— START OF Input records —

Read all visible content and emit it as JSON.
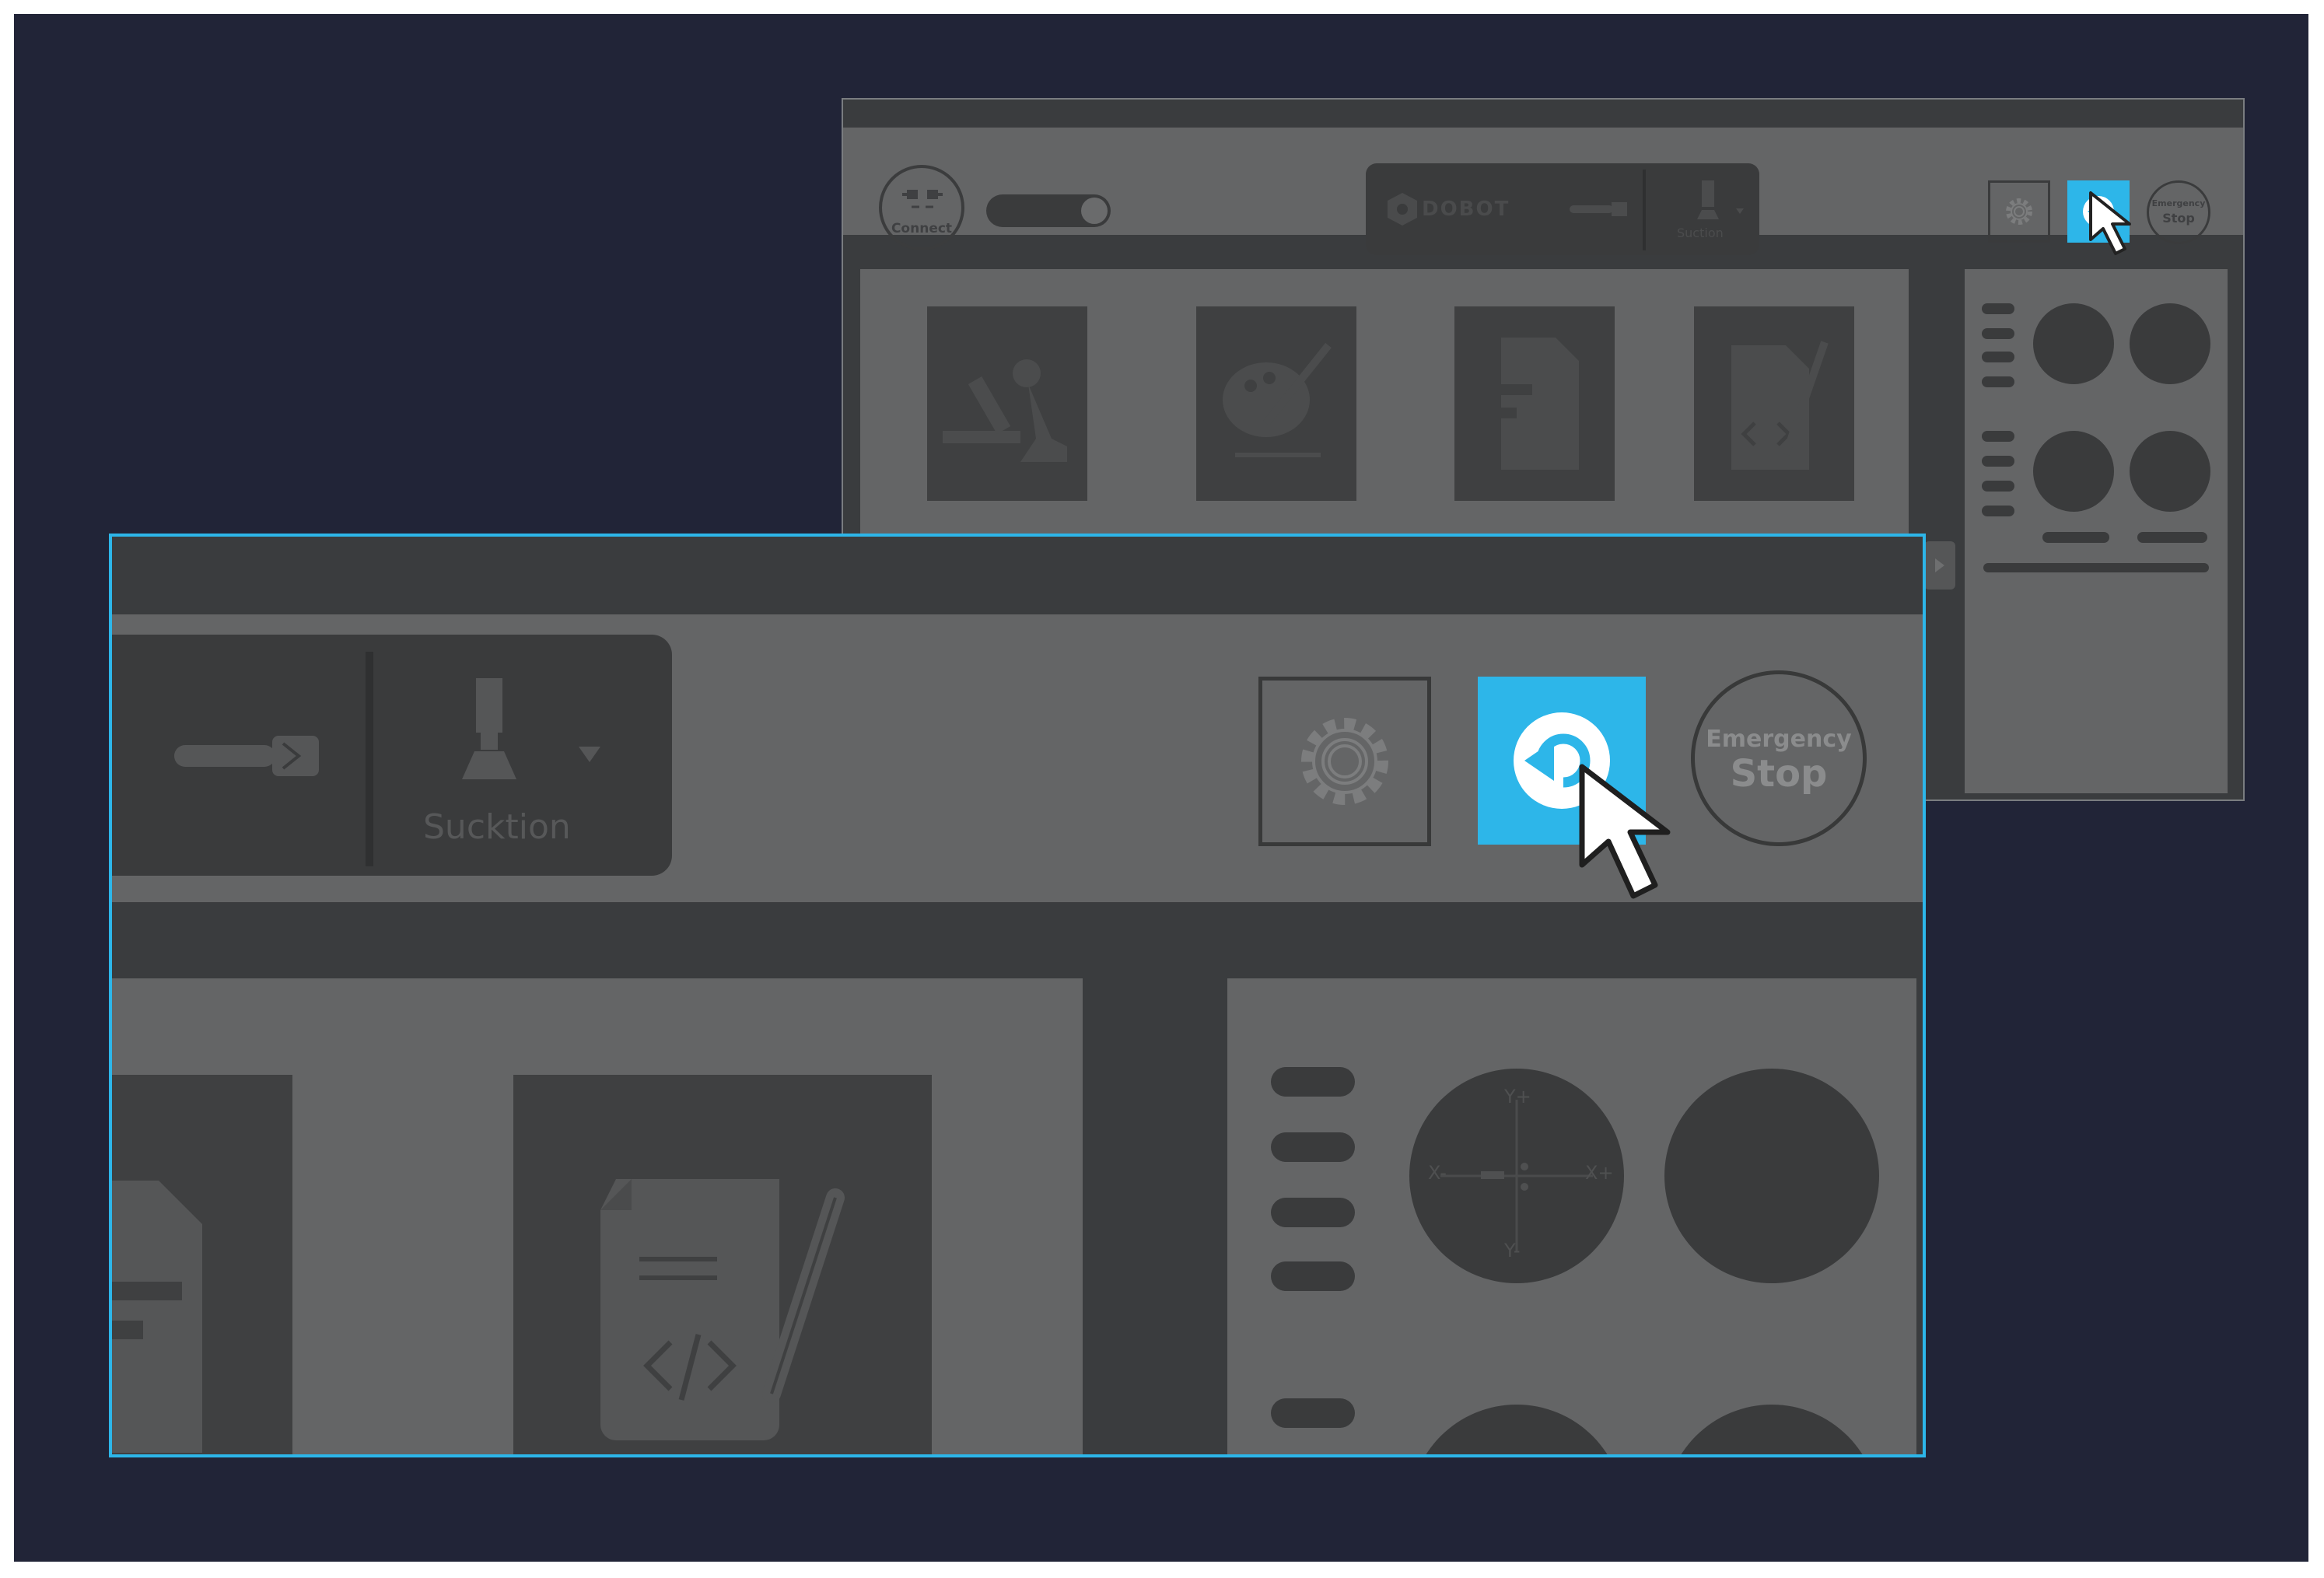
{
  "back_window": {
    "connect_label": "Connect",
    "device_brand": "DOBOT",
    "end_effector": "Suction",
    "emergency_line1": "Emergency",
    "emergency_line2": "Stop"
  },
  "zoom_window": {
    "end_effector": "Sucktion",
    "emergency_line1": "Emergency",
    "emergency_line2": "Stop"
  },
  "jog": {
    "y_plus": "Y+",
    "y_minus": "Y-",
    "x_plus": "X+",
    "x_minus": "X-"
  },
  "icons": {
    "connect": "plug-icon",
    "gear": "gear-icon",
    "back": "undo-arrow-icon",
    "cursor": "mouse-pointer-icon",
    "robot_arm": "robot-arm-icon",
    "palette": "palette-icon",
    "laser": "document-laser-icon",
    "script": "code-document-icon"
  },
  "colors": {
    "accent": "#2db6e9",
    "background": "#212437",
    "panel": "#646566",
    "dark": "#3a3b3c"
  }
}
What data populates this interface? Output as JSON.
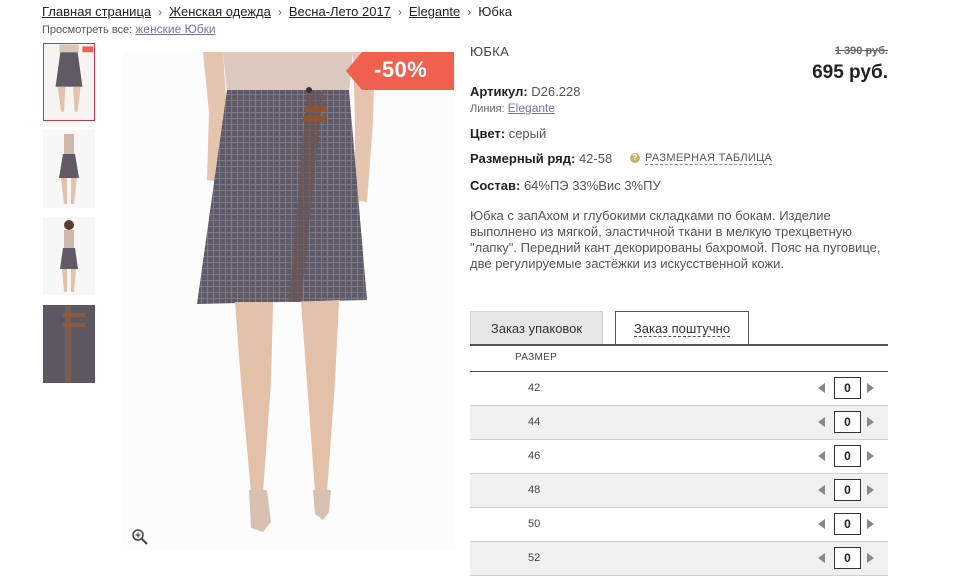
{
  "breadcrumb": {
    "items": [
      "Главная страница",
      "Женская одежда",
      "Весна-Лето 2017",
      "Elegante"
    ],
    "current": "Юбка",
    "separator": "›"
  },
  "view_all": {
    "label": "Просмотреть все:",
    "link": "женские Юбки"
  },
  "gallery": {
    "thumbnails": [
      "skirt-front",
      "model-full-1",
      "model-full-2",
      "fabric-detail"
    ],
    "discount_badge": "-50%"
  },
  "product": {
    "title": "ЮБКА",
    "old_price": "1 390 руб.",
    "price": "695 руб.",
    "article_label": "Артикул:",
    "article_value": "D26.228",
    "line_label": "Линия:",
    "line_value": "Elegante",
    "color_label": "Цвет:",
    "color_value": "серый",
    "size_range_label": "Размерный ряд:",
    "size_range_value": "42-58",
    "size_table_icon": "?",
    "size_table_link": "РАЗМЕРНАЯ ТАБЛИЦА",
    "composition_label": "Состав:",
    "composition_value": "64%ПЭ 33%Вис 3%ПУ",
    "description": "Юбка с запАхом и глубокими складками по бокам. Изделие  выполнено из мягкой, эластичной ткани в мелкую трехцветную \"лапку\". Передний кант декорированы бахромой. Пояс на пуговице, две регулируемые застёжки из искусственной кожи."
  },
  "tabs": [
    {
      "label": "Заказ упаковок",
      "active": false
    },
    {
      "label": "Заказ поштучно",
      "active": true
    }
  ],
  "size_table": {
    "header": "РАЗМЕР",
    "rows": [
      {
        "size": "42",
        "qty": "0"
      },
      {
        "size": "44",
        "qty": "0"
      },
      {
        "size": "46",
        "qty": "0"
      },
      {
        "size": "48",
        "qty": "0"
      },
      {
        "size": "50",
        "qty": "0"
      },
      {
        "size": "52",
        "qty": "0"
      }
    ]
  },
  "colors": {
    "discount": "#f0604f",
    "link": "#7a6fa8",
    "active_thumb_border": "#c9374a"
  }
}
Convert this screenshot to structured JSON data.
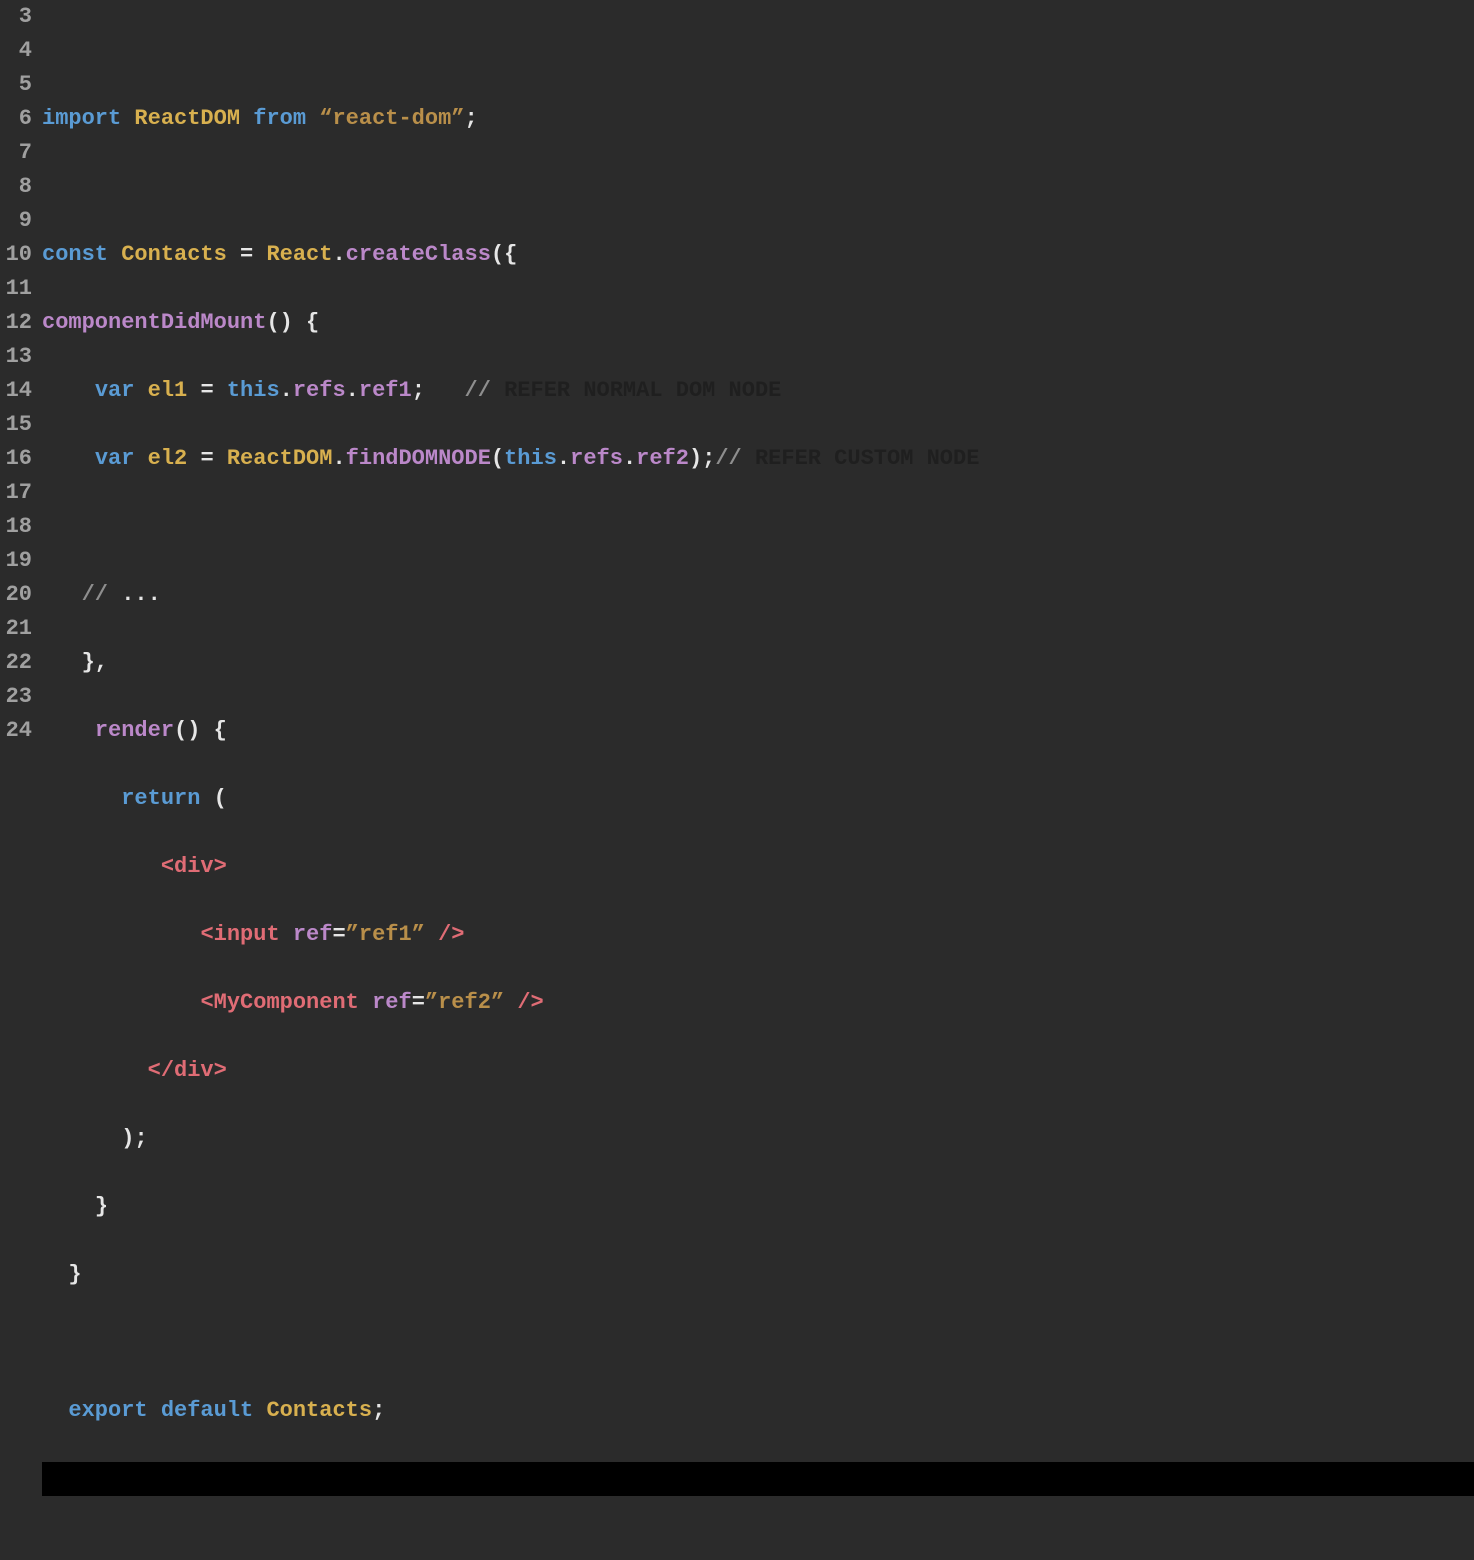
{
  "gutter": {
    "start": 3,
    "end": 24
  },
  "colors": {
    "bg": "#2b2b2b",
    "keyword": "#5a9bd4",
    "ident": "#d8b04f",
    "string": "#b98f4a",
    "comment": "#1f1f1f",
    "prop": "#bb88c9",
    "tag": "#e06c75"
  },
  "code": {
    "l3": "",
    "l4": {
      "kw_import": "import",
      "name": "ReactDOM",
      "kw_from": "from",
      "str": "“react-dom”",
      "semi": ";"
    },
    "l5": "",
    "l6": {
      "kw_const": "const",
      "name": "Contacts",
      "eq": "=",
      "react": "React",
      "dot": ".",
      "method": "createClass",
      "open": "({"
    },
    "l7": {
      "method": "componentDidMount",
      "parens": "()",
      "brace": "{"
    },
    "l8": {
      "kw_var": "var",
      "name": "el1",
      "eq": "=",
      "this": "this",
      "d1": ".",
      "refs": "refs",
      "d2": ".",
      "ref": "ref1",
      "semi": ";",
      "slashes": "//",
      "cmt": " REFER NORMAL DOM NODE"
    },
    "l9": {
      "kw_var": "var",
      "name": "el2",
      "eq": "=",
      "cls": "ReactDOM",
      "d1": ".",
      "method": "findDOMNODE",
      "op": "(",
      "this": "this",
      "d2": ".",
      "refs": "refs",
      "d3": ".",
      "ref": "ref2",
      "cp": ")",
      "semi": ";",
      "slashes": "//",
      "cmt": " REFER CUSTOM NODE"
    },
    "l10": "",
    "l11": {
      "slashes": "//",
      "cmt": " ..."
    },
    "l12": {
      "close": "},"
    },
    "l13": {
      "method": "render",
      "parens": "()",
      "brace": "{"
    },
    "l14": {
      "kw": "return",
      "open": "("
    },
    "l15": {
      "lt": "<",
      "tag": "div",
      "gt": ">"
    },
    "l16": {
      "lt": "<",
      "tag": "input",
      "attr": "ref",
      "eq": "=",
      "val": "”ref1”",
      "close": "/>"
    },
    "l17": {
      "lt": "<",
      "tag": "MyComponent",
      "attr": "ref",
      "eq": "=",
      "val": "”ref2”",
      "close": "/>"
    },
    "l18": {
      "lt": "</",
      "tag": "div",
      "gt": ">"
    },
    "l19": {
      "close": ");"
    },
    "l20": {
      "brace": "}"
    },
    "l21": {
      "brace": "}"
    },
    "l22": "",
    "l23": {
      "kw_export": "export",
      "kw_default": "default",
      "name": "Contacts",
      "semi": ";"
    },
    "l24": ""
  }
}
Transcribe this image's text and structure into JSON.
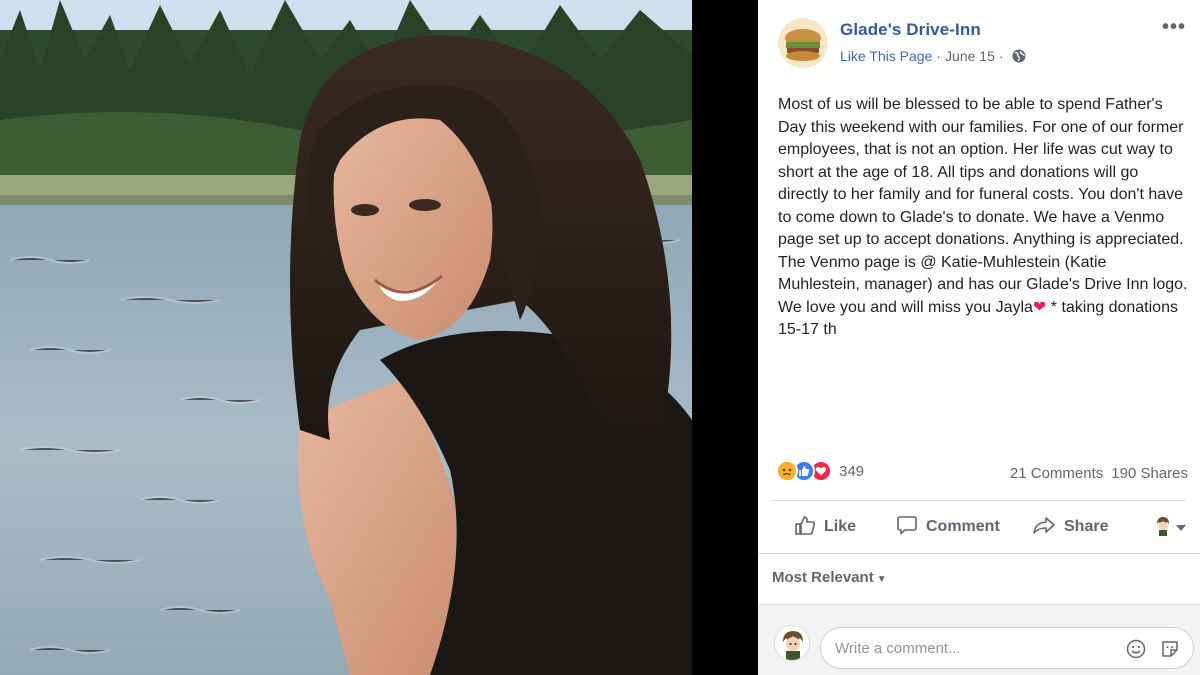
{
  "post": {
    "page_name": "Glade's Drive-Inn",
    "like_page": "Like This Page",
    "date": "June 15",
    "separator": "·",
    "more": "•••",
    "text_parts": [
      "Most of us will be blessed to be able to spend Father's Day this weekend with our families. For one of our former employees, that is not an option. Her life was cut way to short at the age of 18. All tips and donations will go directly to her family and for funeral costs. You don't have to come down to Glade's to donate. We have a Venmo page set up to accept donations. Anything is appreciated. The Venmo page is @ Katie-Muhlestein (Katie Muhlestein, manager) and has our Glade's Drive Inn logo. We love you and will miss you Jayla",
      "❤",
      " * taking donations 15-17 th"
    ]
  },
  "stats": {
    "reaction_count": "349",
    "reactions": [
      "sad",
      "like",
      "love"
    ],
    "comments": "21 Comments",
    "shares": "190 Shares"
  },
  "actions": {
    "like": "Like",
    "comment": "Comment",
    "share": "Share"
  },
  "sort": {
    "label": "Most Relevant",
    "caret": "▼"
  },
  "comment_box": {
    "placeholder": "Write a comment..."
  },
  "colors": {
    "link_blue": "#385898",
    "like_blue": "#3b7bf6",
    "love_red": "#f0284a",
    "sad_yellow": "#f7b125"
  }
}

— END OF Input records —

• [Problem to solve]
Scan the entries above for the word "Most" and collect each line holding it.

• [Answer to the problem]
      "Most of us will be blessed to be able to spend Father's Day this weekend with our families. For one of our former employees, that is not an option. Her life was cut way to short at the age of 18. All tips and donations will go directly to her family and for funeral costs. You don't have to come down to Glade's to donate. We have a Venmo page set up to accept donations. Anything is appreciated. The Venmo page is @ Katie-Muhlestein (Katie Muhlestein, manager) and has our Glade's Drive Inn logo. We love you and will miss you Jayla",
    "label": "Most Relevant",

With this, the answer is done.